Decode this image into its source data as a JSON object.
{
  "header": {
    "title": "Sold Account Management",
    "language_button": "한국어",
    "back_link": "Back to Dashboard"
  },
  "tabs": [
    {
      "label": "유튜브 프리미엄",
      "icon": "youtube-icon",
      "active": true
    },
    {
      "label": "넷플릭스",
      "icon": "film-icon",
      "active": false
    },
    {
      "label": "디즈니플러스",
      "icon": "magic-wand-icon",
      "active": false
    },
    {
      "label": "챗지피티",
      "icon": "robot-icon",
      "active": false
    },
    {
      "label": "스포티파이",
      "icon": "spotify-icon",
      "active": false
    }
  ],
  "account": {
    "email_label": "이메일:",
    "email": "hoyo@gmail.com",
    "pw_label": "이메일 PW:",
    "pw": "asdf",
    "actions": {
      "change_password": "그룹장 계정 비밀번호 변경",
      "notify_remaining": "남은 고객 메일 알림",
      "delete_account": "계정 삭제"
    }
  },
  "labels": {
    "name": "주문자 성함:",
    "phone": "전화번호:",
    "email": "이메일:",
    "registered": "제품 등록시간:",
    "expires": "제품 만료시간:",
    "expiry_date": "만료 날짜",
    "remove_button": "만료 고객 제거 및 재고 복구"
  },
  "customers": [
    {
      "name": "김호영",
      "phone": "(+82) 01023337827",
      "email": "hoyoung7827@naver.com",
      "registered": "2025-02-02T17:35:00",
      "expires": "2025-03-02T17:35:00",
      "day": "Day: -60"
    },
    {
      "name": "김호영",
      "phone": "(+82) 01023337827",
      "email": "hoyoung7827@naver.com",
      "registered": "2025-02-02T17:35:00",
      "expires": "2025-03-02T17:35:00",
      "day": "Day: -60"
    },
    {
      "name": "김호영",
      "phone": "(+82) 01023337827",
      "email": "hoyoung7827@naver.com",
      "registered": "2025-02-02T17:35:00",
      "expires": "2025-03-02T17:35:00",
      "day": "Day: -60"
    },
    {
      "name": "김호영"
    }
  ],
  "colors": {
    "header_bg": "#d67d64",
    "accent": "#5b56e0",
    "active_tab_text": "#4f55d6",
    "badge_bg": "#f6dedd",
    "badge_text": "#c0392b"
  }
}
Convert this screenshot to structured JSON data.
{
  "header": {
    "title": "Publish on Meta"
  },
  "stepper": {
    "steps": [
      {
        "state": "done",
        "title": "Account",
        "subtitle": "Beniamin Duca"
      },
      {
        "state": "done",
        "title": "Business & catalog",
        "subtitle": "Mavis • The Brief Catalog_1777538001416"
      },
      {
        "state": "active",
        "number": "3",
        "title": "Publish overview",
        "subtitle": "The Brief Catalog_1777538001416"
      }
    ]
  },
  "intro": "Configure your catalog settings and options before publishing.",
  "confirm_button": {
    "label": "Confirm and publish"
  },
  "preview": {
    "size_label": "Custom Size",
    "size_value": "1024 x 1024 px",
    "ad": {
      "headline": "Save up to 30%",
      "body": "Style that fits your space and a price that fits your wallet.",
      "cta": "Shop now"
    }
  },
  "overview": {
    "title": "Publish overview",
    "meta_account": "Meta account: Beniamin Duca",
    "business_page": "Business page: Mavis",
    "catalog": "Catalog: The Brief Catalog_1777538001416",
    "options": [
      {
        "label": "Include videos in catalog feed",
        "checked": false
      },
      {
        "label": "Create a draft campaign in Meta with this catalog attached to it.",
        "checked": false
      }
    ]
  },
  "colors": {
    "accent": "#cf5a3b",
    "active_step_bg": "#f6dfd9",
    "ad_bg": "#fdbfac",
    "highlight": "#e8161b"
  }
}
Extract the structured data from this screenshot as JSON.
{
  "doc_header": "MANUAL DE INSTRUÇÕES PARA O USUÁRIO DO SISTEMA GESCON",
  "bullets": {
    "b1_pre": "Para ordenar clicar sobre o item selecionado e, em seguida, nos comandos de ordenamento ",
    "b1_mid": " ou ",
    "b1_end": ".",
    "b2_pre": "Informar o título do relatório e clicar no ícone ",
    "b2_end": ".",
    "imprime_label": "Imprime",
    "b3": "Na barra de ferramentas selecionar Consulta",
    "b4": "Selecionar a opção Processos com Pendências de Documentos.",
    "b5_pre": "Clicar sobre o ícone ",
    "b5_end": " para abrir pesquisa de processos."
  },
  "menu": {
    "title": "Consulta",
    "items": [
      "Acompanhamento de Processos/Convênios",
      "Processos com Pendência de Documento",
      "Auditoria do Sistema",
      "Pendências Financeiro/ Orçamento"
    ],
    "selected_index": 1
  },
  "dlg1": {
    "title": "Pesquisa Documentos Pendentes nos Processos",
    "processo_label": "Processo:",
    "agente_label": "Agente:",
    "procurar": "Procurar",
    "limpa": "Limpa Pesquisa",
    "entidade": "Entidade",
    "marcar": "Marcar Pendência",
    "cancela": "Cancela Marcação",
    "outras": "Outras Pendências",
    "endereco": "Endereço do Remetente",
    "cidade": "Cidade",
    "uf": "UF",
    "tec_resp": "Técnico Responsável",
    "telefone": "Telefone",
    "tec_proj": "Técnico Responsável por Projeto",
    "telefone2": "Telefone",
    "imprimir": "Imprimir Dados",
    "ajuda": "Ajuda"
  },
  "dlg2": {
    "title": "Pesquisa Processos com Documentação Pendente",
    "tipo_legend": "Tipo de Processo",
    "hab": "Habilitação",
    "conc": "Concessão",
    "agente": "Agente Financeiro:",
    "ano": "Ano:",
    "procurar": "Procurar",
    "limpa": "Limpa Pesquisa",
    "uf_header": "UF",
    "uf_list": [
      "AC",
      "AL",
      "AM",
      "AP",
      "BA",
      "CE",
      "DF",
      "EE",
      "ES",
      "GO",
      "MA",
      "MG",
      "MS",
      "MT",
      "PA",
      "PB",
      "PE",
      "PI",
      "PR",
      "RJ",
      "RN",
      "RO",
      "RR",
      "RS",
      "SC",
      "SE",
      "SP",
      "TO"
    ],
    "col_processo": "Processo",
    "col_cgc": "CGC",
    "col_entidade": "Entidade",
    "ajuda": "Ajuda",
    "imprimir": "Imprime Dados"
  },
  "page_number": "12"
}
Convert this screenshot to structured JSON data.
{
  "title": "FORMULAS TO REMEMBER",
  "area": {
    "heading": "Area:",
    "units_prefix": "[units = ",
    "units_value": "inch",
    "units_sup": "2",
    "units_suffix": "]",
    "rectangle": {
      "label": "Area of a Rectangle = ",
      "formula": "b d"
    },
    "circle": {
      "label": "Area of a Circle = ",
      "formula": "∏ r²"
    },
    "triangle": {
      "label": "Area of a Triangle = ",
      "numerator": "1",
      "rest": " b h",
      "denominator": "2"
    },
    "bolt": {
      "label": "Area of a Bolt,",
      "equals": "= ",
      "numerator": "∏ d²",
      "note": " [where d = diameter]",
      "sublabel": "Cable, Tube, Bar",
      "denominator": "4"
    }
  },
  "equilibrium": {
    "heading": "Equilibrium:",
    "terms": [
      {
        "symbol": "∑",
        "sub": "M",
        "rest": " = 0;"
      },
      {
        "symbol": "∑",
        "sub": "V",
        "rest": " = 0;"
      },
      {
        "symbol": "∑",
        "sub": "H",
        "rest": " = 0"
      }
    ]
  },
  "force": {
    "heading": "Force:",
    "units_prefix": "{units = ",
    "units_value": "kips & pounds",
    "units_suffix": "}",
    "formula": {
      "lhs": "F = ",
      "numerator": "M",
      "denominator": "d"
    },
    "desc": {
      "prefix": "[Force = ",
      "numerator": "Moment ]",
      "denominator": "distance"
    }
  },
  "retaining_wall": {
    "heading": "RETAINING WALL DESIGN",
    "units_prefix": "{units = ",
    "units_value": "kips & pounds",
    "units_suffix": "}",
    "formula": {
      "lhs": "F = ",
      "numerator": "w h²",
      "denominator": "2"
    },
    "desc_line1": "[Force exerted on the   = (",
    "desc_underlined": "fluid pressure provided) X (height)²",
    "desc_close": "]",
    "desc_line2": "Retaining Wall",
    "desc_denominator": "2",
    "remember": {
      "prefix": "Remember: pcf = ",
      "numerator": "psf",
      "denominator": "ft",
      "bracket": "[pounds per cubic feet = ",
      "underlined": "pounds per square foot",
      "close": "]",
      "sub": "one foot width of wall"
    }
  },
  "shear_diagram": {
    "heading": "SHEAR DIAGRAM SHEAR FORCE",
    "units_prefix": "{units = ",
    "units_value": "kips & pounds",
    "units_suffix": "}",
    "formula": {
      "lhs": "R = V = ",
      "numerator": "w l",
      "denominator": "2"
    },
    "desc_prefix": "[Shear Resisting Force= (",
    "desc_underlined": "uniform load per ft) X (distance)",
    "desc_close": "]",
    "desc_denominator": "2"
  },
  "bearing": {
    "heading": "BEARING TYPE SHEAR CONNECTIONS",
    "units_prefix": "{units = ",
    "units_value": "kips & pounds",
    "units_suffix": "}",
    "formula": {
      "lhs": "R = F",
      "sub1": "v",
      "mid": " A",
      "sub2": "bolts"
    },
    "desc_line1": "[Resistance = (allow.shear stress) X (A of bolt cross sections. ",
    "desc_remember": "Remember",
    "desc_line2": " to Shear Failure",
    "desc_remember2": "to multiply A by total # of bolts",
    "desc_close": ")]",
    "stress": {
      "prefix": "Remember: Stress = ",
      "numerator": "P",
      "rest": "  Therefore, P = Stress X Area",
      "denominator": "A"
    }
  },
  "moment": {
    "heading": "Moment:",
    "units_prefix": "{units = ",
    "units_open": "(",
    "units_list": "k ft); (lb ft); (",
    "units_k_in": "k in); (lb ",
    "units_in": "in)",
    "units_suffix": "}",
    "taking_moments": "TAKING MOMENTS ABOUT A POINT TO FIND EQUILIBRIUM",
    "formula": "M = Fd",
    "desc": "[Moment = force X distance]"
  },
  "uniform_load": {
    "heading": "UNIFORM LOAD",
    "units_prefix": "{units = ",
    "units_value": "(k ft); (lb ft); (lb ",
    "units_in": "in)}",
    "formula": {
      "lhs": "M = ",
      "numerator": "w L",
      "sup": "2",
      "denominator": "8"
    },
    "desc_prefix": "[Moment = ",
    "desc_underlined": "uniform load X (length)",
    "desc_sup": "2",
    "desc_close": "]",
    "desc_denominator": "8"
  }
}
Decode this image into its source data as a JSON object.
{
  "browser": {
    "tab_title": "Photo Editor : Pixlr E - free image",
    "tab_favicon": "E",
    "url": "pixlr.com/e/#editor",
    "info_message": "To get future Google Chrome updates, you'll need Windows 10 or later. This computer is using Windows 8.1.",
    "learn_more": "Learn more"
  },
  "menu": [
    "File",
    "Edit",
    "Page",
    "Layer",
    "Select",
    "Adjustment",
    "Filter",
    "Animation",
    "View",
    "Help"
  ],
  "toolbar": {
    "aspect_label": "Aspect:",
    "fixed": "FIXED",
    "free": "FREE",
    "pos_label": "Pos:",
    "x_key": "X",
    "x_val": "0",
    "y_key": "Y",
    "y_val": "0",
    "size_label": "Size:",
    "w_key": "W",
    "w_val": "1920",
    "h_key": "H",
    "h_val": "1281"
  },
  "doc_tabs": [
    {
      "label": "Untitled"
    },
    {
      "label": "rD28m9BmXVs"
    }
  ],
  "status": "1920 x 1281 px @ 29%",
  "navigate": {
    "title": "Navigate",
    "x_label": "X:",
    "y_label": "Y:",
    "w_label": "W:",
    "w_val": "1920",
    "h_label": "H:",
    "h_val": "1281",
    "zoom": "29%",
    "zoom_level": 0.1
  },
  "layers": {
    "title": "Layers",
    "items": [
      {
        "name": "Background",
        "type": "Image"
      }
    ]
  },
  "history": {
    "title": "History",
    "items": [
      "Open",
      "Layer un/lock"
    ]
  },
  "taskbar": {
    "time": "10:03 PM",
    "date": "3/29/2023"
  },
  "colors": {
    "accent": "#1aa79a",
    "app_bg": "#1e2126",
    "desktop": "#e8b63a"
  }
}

• [What the task asks] Search the entries for the word "sobre" and copy every line that has it.

• [The completed task]
    "b1_pre": "Para ordenar clicar sobre o item selecionado e, em seguida, nos comandos de ordenamento ",
    "b5_pre": "Clicar sobre o ícone ",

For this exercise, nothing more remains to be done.